» WORKING DATA:
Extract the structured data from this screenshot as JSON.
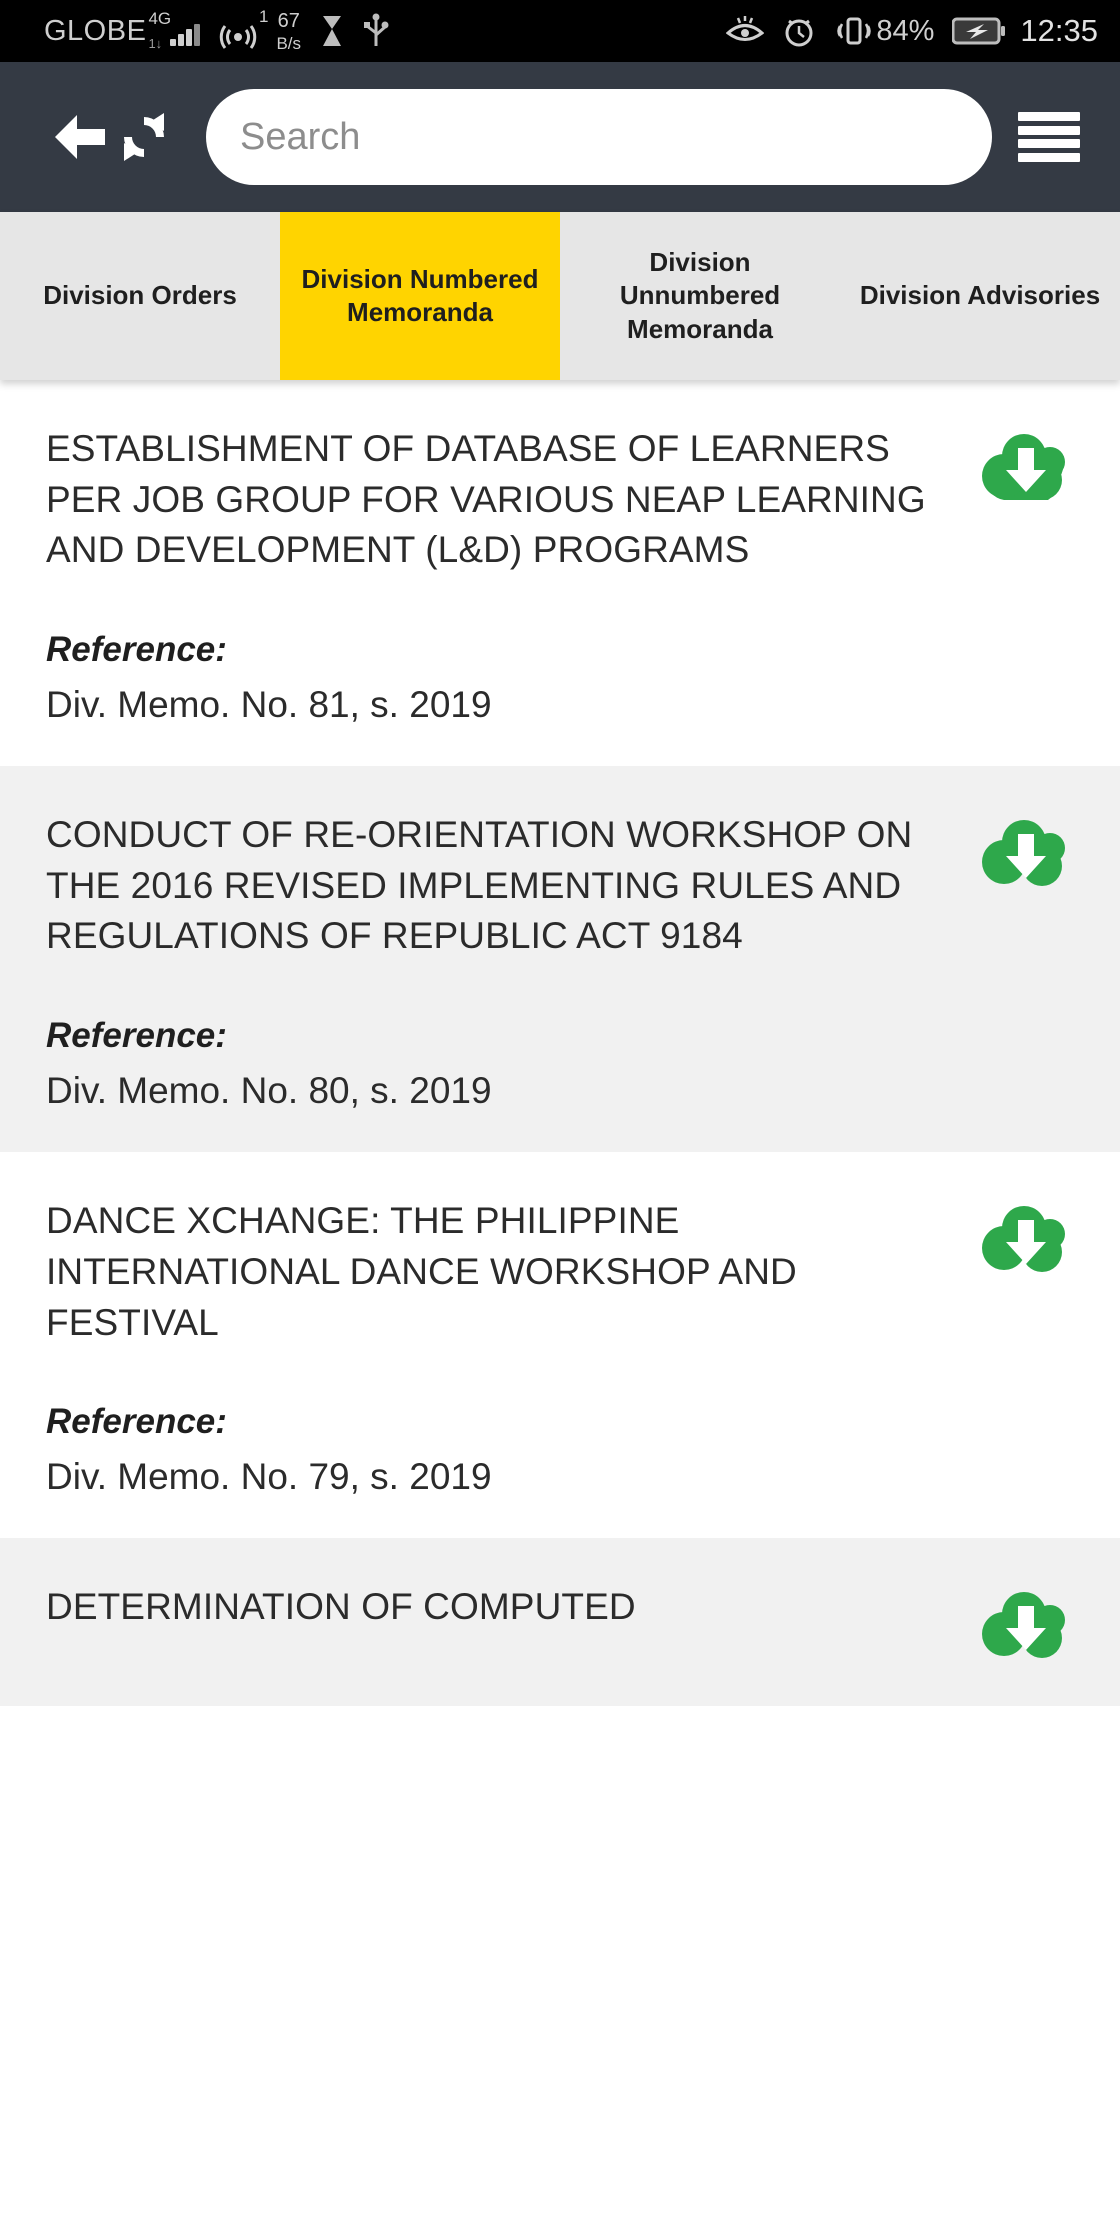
{
  "status_bar": {
    "carrier": "GLOBE",
    "network_type": "4G",
    "network_sub": "1↓",
    "hotspot_count": "1",
    "data_rate_value": "67",
    "data_rate_unit": "B/s",
    "icons": [
      "hourglass-icon",
      "usb-icon",
      "eye-comfort-icon",
      "alarm-clock-icon",
      "vibrate-icon",
      "battery-charging-icon"
    ],
    "battery_percent": "84%",
    "clock": "12:35"
  },
  "toolbar": {
    "back_icon": "back-arrow-icon",
    "refresh_icon": "refresh-icon",
    "menu_icon": "hamburger-menu-icon",
    "search_placeholder": "Search"
  },
  "tabs": [
    {
      "label": "Division Orders",
      "active": false
    },
    {
      "label": "Division Numbered Memoranda",
      "active": true
    },
    {
      "label": "Division Unnumbered Memoranda",
      "active": false
    },
    {
      "label": "Division Advisories",
      "active": false
    }
  ],
  "colors": {
    "status_bar_bg": "#000000",
    "toolbar_bg": "#343a44",
    "tab_bar_bg": "#e6e6e6",
    "tab_active_bg": "#FFD400",
    "row_bg": "#ffffff",
    "row_alt_bg": "#f1f1f1",
    "download_icon_green": "#2EA84B",
    "title_text": "#2b2b2b"
  },
  "list": {
    "reference_label": "Reference:",
    "download_icon": "cloud-download-icon",
    "items": [
      {
        "title": "ESTABLISHMENT OF DATABASE OF LEARNERS PER JOB GROUP FOR VARIOUS NEAP LEARNING AND DEVELOPMENT (L&D) PROGRAMS",
        "reference": "Div. Memo. No. 81, s. 2019"
      },
      {
        "title": "CONDUCT OF RE-ORIENTATION WORKSHOP ON THE 2016 REVISED IMPLEMENTING RULES AND REGULATIONS OF REPUBLIC ACT 9184",
        "reference": "Div. Memo. No. 80, s. 2019"
      },
      {
        "title": "DANCE XCHANGE: THE PHILIPPINE INTERNATIONAL DANCE WORKSHOP AND FESTIVAL",
        "reference": "Div. Memo. No. 79, s. 2019"
      },
      {
        "title": "DETERMINATION OF COMPUTED",
        "reference": ""
      }
    ]
  }
}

» TASK: Reproduce the entries above without change, omitting all pictures.

» PROBLEM SOLUTION:
Extract the structured data from this screenshot as JSON.
{
  "status_bar": {
    "carrier": "GLOBE",
    "network_type": "4G",
    "network_sub": "1↓",
    "hotspot_count": "1",
    "data_rate_value": "67",
    "data_rate_unit": "B/s",
    "icons": [
      "hourglass-icon",
      "usb-icon",
      "eye-comfort-icon",
      "alarm-clock-icon",
      "vibrate-icon",
      "battery-charging-icon"
    ],
    "battery_percent": "84%",
    "clock": "12:35"
  },
  "toolbar": {
    "back_icon": "back-arrow-icon",
    "refresh_icon": "refresh-icon",
    "menu_icon": "hamburger-menu-icon",
    "search_placeholder": "Search"
  },
  "tabs": [
    {
      "label": "Division Orders",
      "active": false
    },
    {
      "label": "Division Numbered Memoranda",
      "active": true
    },
    {
      "label": "Division Unnumbered Memoranda",
      "active": false
    },
    {
      "label": "Division Advisories",
      "active": false
    }
  ],
  "colors": {
    "status_bar_bg": "#000000",
    "toolbar_bg": "#343a44",
    "tab_bar_bg": "#e6e6e6",
    "tab_active_bg": "#FFD400",
    "row_bg": "#ffffff",
    "row_alt_bg": "#f1f1f1",
    "download_icon_green": "#2EA84B",
    "title_text": "#2b2b2b"
  },
  "list": {
    "reference_label": "Reference:",
    "download_icon": "cloud-download-icon",
    "items": [
      {
        "title": "ESTABLISHMENT OF DATABASE OF LEARNERS PER JOB GROUP FOR VARIOUS NEAP LEARNING AND DEVELOPMENT (L&D) PROGRAMS",
        "reference": "Div. Memo. No. 81, s. 2019"
      },
      {
        "title": "CONDUCT OF RE-ORIENTATION WORKSHOP ON THE 2016 REVISED IMPLEMENTING RULES AND REGULATIONS OF REPUBLIC ACT 9184",
        "reference": "Div. Memo. No. 80, s. 2019"
      },
      {
        "title": "DANCE XCHANGE: THE PHILIPPINE INTERNATIONAL DANCE WORKSHOP AND FESTIVAL",
        "reference": "Div. Memo. No. 79, s. 2019"
      },
      {
        "title": "DETERMINATION OF COMPUTED",
        "reference": ""
      }
    ]
  }
}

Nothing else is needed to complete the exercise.